## begin Material shown
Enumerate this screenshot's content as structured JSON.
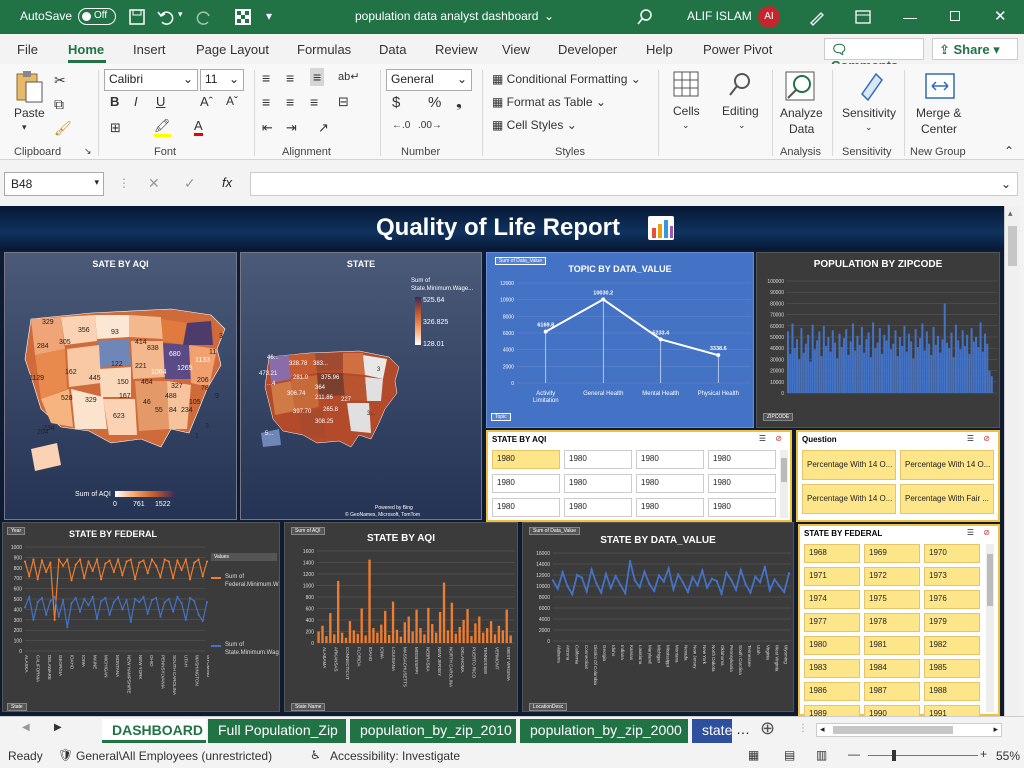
{
  "titlebar": {
    "autosave": "AutoSave",
    "toggle": "Off",
    "filename": "population data analyst dashboard",
    "user": "ALIF ISLAM",
    "initials": "AI"
  },
  "menu": [
    "File",
    "Home",
    "Insert",
    "Page Layout",
    "Formulas",
    "Data",
    "Review",
    "View",
    "Developer",
    "Help",
    "Power Pivot"
  ],
  "menu_right": {
    "comments": "Comments",
    "share": "Share"
  },
  "ribbon": {
    "paste": "Paste",
    "font_name": "Calibri",
    "font_size": "11",
    "number_format": "General",
    "conditional": "Conditional Formatting",
    "format_table": "Format as Table",
    "cell_styles": "Cell Styles",
    "cells": "Cells",
    "editing": "Editing",
    "analyze": "Analyze",
    "analyze2": "Data",
    "sensitivity": "Sensitivity",
    "merge": "Merge &",
    "merge2": "Center",
    "groups": [
      "Clipboard",
      "Font",
      "Alignment",
      "Number",
      "Styles",
      "Analysis",
      "Sensitivity",
      "New Group"
    ]
  },
  "namebox": "B48",
  "dashboard": {
    "title": "Quality of Life Report",
    "map1": {
      "title": "SATE BY AQI",
      "legend_title": "Sum of AQI",
      "legend_vals": [
        "0",
        "761",
        "1522"
      ],
      "labels": [
        "329",
        "356",
        "93",
        "414",
        "838",
        "680",
        "1133",
        "284",
        "305",
        "122",
        "221",
        "1064",
        "1265",
        "1129",
        "162",
        "445",
        "150",
        "464",
        "327",
        "206",
        "167",
        "46",
        "55",
        "84",
        "234",
        "528",
        "329",
        "623",
        "488",
        "234",
        "105",
        "204",
        "11",
        "3",
        "3",
        "1",
        "9",
        "78"
      ]
    },
    "map2": {
      "title": "STATE",
      "legend_title": "Sum of State.Minimum.Wage...",
      "legend_vals": [
        "525.64",
        "326.825",
        "128.01"
      ],
      "labels": [
        "46...",
        "328.78",
        "383...",
        "473.21",
        "281.0",
        "375.96",
        "...4",
        "364",
        "211.86",
        "227",
        "306.74",
        "265.8",
        "397.70",
        "308.25",
        "3...",
        "5...",
        "3"
      ],
      "credit": "Powered by Bing",
      "credit2": "© GeoNames, Microsoft, TomTom"
    },
    "topic": {
      "title": "TOPIC BY DATA_VALUE",
      "field": "Sum of Data_Value",
      "filter": "Topic"
    },
    "popzip": {
      "title": "POPULATION BY ZIPCODE",
      "filter": "ZIPCODE"
    },
    "slicer_aqi": {
      "title": "STATE BY AQI",
      "items": [
        "1980",
        "1980",
        "1980",
        "1980",
        "1980",
        "1980",
        "1980",
        "1980",
        "1980",
        "1980",
        "1980",
        "1980"
      ]
    },
    "slicer_q": {
      "title": "Question",
      "items": [
        "Percentage With 14 O...",
        "Percentage With 14 O...",
        "Percentage With 14 O...",
        "Percentage With Fair ..."
      ]
    },
    "federal": {
      "title": "STATE BY FEDERAL",
      "filter_year": "Year",
      "filter_state": "State",
      "legend_head": "Values",
      "legend1": "Sum of Federal.Minimum.Wage.2020.Dollars",
      "legend2": "Sum of State.Minimum.Wage.2020.Dollars"
    },
    "aqi_bar": {
      "title": "STATE BY AQI",
      "field": "Sum of AQI",
      "filter": "State Name"
    },
    "dv_line": {
      "title": "STATE BY DATA_VALUE",
      "field": "Sum of Data_Value",
      "filter": "LocationDesc"
    },
    "slicer_fed": {
      "title": "STATE BY FEDERAL",
      "items": [
        "1968",
        "1969",
        "1970",
        "1971",
        "1972",
        "1973",
        "1974",
        "1975",
        "1976",
        "1977",
        "1978",
        "1979",
        "1980",
        "1981",
        "1982",
        "1983",
        "1984",
        "1985",
        "1986",
        "1987",
        "1988",
        "1989",
        "1990",
        "1991"
      ]
    }
  },
  "tabs": [
    "DASHBOARD",
    "Full Population_Zip",
    "population_by_zip_2010",
    "population_by_zip_2000",
    "state"
  ],
  "status": {
    "ready": "Ready",
    "sensitivity": "General\\All Employees (unrestricted)",
    "accessibility": "Accessibility: Investigate",
    "zoom": "55%"
  },
  "chart_data": [
    {
      "type": "line",
      "title": "TOPIC BY DATA_VALUE",
      "categories": [
        "Activity Limitation",
        "General Health",
        "Mental Health",
        "Physical Health"
      ],
      "values": [
        6169.8,
        10030.2,
        5233.4,
        3338.6
      ],
      "ylim": [
        0,
        12000
      ],
      "yticks": [
        "0",
        "2000",
        "4000",
        "6000",
        "8000",
        "10000",
        "12000"
      ]
    },
    {
      "type": "bar",
      "title": "POPULATION BY ZIPCODE",
      "ylim": [
        0,
        100000
      ],
      "yticks": [
        "0",
        "10000",
        "20000",
        "30000",
        "40000",
        "50000",
        "60000",
        "70000",
        "80000",
        "90000",
        "100000"
      ],
      "values": [
        55000,
        35000,
        62000,
        40000,
        48000,
        30000,
        58000,
        36000,
        44000,
        52000,
        28000,
        61000,
        39000,
        47000,
        55000,
        33000,
        60000,
        42000,
        50000,
        37000,
        56000,
        45000,
        31000,
        53000,
        41000,
        49000,
        57000,
        34000,
        46000,
        62000,
        38000,
        51000,
        43000,
        59000,
        36000,
        48000,
        54000,
        32000,
        63000,
        40000,
        45000,
        58000,
        35000,
        52000,
        47000,
        61000,
        39000,
        44000,
        56000,
        33000,
        50000,
        42000,
        60000,
        37000,
        53000,
        46000,
        31000,
        57000,
        41000,
        49000,
        62000,
        38000,
        55000,
        44000,
        34000,
        59000,
        43000,
        51000,
        36000,
        48000,
        80000,
        45000,
        40000,
        54000,
        32000,
        61000,
        47000,
        39000,
        56000,
        42000,
        52000,
        35000,
        58000,
        46000,
        50000,
        41000,
        63000,
        37000,
        53000,
        44000,
        20000,
        15000
      ]
    },
    {
      "type": "line",
      "title": "STATE BY FEDERAL",
      "categories": [
        "ALASKA",
        "CALIFORNIA",
        "DELAWARE",
        "GEORGIA",
        "IDAHO",
        "IOWA",
        "MAINE",
        "MICHIGAN",
        "MONTANA",
        "NEW HAMPSHIRE",
        "NEW YORK",
        "OHIO",
        "PENNSYLVANIA",
        "SOUTH CAROLINA",
        "UTAH",
        "WASHINGTON",
        "WYOMING"
      ],
      "ylim": [
        0,
        1000
      ],
      "yticks": [
        "0",
        "100",
        "200",
        "300",
        "400",
        "500",
        "600",
        "700",
        "800",
        "900",
        "1000"
      ],
      "series": [
        {
          "name": "Sum of Federal.Minimum.Wage.2020.Dollars",
          "values": [
            860,
            720,
            880,
            690,
            870,
            760,
            850,
            300,
            880,
            820,
            880,
            680,
            830,
            880,
            700,
            860,
            770,
            880,
            690,
            840,
            870,
            760,
            880,
            730,
            860,
            880,
            690,
            850,
            870,
            750,
            880,
            820,
            710,
            880,
            860,
            700,
            870,
            780,
            880,
            690,
            850,
            880,
            720,
            860
          ]
        },
        {
          "name": "Sum of State.Minimum.Wage.2020.Dollars",
          "values": [
            420,
            520,
            300,
            470,
            510,
            350,
            480,
            520,
            330,
            490,
            230,
            460,
            510,
            380,
            500,
            440,
            520,
            310,
            480,
            510,
            350,
            470,
            520,
            400,
            490,
            280,
            500,
            470,
            520,
            360,
            490,
            510,
            330,
            470,
            500,
            380,
            520,
            460,
            300,
            510,
            480,
            350,
            290,
            470
          ]
        }
      ]
    },
    {
      "type": "bar",
      "title": "STATE BY AQI",
      "categories": [
        "ALABAMA",
        "ARKANSAS",
        "CONNECTICUT",
        "FLORIDA",
        "IDAHO",
        "IOWA",
        "LOUISIANA",
        "MASSACHUSETTS",
        "MISSISSIPPI",
        "NEBRASKA",
        "NEW JERSEY",
        "NORTH CAROLINA",
        "OKLAHOMA",
        "PUERTO RICO",
        "TENNESSEE",
        "VERMONT",
        "WEST VIRGINIA"
      ],
      "ylim": [
        0,
        1600
      ],
      "yticks": [
        "0",
        "200",
        "400",
        "600",
        "800",
        "1000",
        "1200",
        "1400",
        "1600"
      ],
      "values": [
        200,
        300,
        120,
        520,
        150,
        1080,
        180,
        90,
        380,
        220,
        160,
        600,
        130,
        1450,
        260,
        180,
        320,
        560,
        140,
        720,
        230,
        110,
        360,
        460,
        200,
        580,
        260,
        150,
        610,
        330,
        180,
        540,
        1050,
        220,
        700,
        160,
        280,
        400,
        590,
        120,
        340,
        460,
        180,
        260,
        380,
        150,
        300,
        220,
        580,
        130
      ]
    },
    {
      "type": "line",
      "title": "STATE BY DATA_VALUE",
      "categories": [
        "Alabama",
        "Arizona",
        "California",
        "Connecticut",
        "District Of Columbia",
        "Georgia",
        "Idaho",
        "Indiana",
        "Kansas",
        "Louisiana",
        "Maryland",
        "Michigan",
        "Mississippi",
        "Montana",
        "Nevada",
        "New Jersey",
        "New York",
        "North Dakota",
        "Oklahoma",
        "Pennsylvania",
        "South Carolina",
        "Tennessee",
        "Utah",
        "Virginia",
        "West Virginia",
        "Wyoming"
      ],
      "ylim": [
        0,
        16000
      ],
      "yticks": [
        "0",
        "2000",
        "4000",
        "6000",
        "8000",
        "10000",
        "12000",
        "14000",
        "16000"
      ],
      "values": [
        11000,
        9500,
        12500,
        10000,
        8500,
        12000,
        11500,
        9000,
        13000,
        10500,
        8800,
        12200,
        9600,
        11800,
        10200,
        8700,
        14500,
        11000,
        9800,
        12600,
        10400,
        9100,
        11900,
        10800,
        13200,
        9400,
        12100,
        10600,
        8900,
        11600,
        10100,
        12800,
        9700,
        11300,
        10900,
        8600,
        12400,
        11100,
        9300,
        12900,
        10300,
        8800,
        11700,
        10700,
        13500,
        9200,
        11200,
        10000,
        8900,
        12300
      ]
    }
  ]
}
## end Material shown
What is expected
Filter the records above and return every line that holds the word "Health".

Answer to the exercise
        "General Health",
        "Mental Health",
        "Physical Health"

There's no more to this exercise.